━━ Material shown

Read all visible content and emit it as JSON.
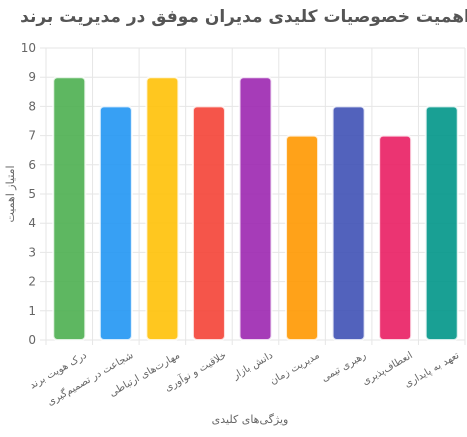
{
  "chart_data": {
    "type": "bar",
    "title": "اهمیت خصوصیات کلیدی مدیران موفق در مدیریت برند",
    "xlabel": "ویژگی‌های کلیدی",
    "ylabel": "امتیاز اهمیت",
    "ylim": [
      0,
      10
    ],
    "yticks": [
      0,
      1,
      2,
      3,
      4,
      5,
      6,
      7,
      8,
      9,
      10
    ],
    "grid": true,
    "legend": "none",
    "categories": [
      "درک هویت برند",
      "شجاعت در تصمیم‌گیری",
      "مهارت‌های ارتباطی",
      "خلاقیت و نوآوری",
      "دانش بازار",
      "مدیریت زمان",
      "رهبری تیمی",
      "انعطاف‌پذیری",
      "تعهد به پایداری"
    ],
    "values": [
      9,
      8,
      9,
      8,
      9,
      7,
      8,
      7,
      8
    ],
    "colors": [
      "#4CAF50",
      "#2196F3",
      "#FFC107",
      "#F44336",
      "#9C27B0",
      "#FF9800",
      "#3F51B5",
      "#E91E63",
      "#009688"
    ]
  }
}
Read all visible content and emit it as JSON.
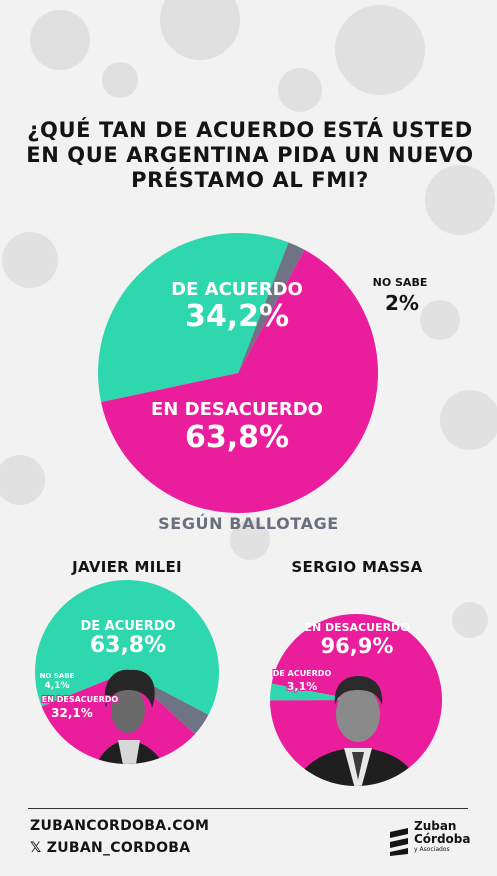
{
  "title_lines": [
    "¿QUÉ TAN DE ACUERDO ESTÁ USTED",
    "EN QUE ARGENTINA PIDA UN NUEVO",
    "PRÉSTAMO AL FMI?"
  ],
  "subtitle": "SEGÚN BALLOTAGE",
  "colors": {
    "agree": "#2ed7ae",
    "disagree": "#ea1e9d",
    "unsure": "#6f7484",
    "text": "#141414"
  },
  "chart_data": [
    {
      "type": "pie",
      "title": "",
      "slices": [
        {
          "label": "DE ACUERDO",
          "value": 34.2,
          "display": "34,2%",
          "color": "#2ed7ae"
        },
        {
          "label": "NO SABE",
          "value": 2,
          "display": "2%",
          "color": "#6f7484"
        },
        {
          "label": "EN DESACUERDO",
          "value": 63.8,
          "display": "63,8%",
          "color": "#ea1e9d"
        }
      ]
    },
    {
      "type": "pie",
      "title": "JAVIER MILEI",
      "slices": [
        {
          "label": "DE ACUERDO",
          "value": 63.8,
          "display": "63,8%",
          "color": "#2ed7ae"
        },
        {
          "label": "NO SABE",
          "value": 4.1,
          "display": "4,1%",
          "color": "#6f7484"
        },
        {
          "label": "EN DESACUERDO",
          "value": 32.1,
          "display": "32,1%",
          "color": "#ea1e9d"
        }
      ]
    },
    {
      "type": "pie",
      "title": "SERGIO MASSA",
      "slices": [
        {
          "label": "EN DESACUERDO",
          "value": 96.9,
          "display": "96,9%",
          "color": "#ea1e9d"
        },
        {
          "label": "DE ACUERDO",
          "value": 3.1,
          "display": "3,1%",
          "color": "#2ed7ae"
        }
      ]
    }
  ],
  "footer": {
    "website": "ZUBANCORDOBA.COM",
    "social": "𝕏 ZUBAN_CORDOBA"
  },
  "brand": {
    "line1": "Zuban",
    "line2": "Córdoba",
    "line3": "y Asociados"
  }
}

━━━━
━━ Material shown

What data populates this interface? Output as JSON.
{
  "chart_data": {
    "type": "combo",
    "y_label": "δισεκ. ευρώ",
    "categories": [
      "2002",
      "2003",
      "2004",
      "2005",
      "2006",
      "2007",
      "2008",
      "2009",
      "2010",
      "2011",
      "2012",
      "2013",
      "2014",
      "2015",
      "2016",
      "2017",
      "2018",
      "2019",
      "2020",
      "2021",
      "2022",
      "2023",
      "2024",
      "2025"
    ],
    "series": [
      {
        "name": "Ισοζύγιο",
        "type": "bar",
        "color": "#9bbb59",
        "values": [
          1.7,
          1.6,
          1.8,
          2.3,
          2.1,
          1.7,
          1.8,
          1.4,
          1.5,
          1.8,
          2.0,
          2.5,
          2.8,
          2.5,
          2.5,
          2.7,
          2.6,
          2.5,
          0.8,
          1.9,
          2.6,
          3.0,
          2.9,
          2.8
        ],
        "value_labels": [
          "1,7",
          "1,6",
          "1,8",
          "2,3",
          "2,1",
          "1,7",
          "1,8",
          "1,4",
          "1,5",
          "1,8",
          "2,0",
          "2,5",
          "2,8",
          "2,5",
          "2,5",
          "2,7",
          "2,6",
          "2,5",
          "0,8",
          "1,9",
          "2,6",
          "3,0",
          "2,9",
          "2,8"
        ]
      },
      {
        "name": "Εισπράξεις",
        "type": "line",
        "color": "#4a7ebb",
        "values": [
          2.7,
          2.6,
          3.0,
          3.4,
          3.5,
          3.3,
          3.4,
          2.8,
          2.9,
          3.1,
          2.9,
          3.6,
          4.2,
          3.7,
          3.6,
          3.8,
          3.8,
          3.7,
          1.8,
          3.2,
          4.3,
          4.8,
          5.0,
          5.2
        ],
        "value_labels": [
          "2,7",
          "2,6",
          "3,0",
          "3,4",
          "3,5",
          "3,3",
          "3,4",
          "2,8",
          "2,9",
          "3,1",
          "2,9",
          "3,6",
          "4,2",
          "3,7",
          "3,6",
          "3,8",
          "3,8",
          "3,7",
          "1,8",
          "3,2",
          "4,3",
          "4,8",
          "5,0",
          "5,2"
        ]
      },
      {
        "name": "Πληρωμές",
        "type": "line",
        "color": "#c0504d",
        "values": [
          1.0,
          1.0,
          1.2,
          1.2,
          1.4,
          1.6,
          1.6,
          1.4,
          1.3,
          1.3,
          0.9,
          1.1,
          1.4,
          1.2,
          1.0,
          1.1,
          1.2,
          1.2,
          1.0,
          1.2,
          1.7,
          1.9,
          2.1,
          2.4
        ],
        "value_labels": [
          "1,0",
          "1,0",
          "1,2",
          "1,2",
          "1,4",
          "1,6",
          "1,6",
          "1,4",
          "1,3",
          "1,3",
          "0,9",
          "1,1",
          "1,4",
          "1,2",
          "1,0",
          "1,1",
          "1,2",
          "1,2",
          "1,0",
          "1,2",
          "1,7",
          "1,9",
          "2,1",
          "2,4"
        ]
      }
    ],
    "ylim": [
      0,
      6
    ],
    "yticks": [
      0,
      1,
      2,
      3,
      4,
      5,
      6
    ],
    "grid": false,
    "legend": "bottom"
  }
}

━━━━

**Task prompt:** Copy each line in the data that holds the word "مدیریت".

**Solution for this task:**
    "title": "اهمیت خصوصیات کلیدی مدیران موفق در مدیریت برند",
      "مدیریت زمان",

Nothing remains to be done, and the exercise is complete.